◆ **What is required**: Show, in full, each line of the data that contains "rPGRN".

◆ **Materials provided**:
———

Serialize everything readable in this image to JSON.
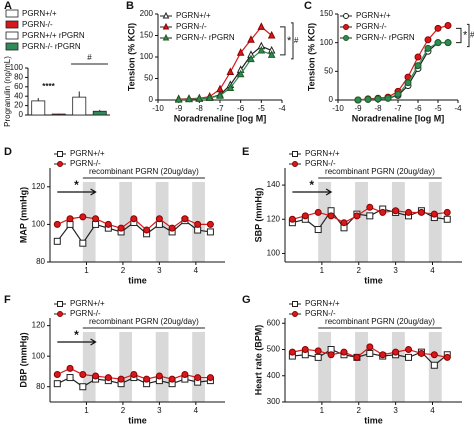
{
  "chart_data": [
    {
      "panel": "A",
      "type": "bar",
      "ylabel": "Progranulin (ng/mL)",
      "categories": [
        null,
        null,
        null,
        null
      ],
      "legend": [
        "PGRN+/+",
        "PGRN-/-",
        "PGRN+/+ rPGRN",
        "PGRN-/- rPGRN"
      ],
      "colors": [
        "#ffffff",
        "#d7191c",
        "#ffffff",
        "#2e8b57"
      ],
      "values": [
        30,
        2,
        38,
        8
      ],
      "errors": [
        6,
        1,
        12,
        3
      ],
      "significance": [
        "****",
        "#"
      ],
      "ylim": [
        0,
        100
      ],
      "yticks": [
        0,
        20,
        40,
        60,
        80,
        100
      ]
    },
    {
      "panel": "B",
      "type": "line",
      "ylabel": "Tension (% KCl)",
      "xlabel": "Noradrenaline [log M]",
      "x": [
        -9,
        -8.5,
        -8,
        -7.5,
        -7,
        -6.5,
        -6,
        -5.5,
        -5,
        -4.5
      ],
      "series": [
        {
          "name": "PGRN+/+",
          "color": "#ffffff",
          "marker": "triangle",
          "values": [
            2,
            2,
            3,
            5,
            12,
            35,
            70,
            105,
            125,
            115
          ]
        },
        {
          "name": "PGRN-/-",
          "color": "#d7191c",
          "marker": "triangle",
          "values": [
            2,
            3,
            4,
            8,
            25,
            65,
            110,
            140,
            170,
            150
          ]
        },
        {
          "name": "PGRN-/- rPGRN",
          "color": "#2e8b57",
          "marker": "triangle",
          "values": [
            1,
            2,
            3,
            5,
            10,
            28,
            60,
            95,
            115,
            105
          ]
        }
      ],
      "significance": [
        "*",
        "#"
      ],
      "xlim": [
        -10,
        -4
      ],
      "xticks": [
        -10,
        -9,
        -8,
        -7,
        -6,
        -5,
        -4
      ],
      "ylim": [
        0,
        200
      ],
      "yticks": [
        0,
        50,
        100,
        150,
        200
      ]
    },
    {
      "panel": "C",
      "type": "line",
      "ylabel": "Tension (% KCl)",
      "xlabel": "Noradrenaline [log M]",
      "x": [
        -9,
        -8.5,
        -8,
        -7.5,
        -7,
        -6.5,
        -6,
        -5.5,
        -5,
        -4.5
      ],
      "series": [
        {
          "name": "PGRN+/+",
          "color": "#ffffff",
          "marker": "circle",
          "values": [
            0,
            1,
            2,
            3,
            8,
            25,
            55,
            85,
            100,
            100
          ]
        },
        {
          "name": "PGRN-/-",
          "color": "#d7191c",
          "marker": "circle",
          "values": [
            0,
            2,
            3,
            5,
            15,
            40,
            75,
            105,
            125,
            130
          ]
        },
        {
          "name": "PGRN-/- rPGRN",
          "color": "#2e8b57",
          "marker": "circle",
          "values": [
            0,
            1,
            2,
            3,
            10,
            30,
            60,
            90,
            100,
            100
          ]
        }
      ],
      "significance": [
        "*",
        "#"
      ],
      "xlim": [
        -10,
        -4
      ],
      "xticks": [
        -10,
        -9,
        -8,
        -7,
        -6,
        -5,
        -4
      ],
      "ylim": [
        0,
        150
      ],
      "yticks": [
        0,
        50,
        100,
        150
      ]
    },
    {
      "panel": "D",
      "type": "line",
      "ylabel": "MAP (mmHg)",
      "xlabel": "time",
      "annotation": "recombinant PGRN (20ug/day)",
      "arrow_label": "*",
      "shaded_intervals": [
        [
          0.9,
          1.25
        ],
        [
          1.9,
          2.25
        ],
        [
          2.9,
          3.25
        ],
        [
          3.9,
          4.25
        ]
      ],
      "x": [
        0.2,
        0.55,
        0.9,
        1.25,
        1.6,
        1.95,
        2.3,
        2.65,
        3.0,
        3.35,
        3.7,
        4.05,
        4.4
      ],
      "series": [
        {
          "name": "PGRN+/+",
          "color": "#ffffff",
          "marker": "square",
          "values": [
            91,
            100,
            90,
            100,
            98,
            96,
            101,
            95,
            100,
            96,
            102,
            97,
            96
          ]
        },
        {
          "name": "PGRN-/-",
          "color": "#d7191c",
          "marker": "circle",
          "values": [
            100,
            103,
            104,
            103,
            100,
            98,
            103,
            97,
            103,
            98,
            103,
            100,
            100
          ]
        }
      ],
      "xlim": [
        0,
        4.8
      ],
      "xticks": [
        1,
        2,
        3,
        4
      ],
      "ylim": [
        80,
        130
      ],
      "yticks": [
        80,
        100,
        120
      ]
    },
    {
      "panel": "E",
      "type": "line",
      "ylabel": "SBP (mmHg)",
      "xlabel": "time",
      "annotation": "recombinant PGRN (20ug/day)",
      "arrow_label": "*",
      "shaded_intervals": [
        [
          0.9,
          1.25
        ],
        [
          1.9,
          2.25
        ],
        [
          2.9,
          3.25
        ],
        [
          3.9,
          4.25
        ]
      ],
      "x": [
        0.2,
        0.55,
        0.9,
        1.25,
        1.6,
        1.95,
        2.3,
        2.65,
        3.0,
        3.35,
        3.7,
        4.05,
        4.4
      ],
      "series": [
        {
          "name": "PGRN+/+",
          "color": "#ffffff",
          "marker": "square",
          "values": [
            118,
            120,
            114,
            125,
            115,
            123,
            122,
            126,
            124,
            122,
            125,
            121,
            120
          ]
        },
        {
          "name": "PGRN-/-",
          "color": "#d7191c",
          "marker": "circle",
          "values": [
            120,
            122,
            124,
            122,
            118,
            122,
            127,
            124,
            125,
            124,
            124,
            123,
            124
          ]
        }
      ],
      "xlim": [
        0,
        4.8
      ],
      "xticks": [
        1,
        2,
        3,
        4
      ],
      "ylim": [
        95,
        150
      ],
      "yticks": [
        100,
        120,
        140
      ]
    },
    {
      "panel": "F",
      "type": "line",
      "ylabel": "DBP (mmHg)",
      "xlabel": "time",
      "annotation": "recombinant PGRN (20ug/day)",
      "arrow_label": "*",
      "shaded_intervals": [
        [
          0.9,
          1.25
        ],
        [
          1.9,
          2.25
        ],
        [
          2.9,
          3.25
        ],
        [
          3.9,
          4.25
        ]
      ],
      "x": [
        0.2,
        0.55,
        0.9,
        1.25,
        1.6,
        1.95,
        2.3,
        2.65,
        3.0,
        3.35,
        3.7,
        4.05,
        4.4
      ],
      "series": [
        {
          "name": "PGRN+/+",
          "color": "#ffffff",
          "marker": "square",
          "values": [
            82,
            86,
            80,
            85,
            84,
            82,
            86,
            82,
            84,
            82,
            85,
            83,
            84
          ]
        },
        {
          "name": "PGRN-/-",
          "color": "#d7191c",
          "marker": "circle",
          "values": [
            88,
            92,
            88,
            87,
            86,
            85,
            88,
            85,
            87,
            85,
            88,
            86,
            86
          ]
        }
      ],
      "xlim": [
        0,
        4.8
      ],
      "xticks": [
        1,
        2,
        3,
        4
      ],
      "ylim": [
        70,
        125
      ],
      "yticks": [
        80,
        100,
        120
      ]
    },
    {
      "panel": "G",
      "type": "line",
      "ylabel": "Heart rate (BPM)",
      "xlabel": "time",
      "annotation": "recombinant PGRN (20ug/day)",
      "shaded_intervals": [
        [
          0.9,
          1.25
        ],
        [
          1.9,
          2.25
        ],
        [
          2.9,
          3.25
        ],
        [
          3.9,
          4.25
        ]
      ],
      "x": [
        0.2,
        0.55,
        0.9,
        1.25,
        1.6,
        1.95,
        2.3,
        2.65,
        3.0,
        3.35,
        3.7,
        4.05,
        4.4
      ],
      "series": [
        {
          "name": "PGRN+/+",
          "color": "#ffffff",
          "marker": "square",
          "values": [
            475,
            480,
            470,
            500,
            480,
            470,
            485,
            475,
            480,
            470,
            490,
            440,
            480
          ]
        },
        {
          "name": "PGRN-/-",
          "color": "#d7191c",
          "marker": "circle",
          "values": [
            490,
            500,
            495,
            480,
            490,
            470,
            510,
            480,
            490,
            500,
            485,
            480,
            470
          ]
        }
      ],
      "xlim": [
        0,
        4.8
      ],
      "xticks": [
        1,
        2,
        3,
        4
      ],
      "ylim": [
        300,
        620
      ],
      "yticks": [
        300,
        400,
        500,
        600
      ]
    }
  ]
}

———

◆ **Finished answer**:
        "PGRN+/+ rPGRN",
        "PGRN-/- rPGRN"
          "name": "PGRN-/- rPGRN",
          "name": "PGRN-/- rPGRN",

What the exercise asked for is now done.